____ ENTRIES SHOWN

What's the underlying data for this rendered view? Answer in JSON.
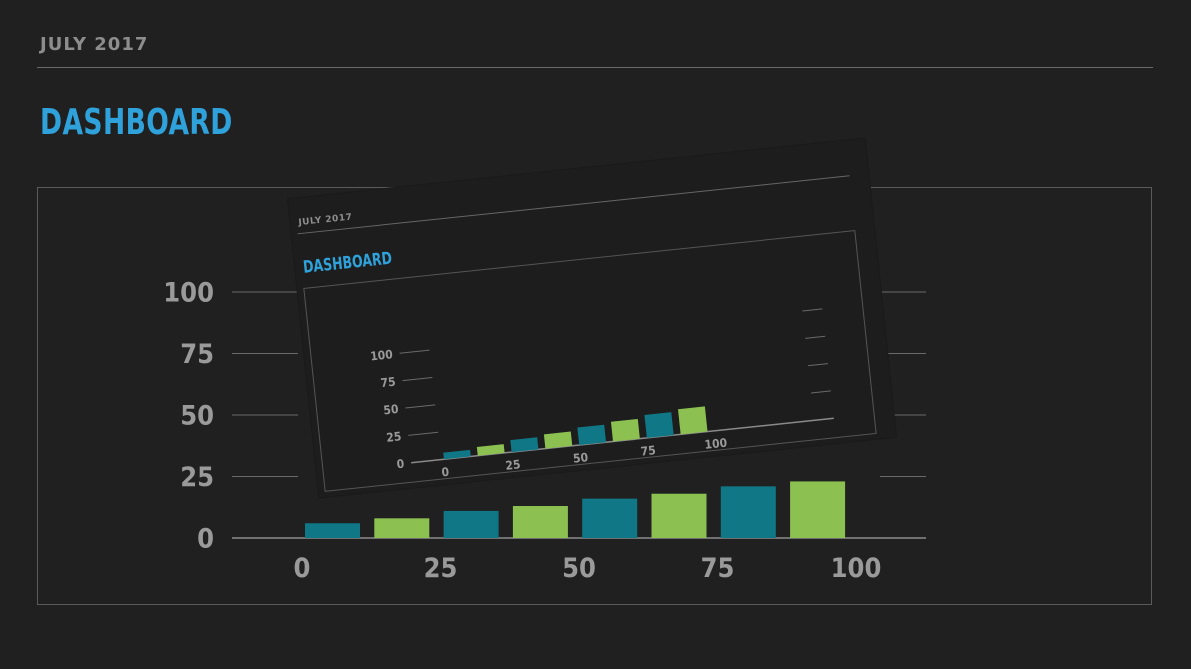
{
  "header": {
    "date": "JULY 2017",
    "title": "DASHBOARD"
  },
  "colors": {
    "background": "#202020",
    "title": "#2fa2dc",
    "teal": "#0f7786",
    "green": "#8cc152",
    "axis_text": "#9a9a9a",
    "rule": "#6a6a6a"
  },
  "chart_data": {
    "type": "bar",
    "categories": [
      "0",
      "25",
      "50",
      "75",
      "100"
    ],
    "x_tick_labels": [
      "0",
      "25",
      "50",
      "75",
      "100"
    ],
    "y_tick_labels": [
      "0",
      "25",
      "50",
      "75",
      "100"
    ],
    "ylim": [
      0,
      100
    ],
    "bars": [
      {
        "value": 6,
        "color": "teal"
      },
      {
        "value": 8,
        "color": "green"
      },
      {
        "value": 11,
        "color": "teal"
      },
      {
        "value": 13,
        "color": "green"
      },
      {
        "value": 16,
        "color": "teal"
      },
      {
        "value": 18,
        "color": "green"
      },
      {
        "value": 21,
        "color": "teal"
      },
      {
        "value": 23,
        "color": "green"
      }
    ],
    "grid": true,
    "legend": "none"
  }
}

________

▶ TASK GOAL
Return each line from the material above exactly, but not the pictures.

▶ PROBLEM SOLUTION
What's the underlying data for this rendered view? Answer in JSON.
{
  "header": {
    "date": "JULY 2017",
    "title": "DASHBOARD"
  },
  "colors": {
    "background": "#202020",
    "title": "#2fa2dc",
    "teal": "#0f7786",
    "green": "#8cc152",
    "axis_text": "#9a9a9a",
    "rule": "#6a6a6a"
  },
  "chart_data": {
    "type": "bar",
    "categories": [
      "0",
      "25",
      "50",
      "75",
      "100"
    ],
    "x_tick_labels": [
      "0",
      "25",
      "50",
      "75",
      "100"
    ],
    "y_tick_labels": [
      "0",
      "25",
      "50",
      "75",
      "100"
    ],
    "ylim": [
      0,
      100
    ],
    "bars": [
      {
        "value": 6,
        "color": "teal"
      },
      {
        "value": 8,
        "color": "green"
      },
      {
        "value": 11,
        "color": "teal"
      },
      {
        "value": 13,
        "color": "green"
      },
      {
        "value": 16,
        "color": "teal"
      },
      {
        "value": 18,
        "color": "green"
      },
      {
        "value": 21,
        "color": "teal"
      },
      {
        "value": 23,
        "color": "green"
      }
    ],
    "grid": true,
    "legend": "none"
  }
}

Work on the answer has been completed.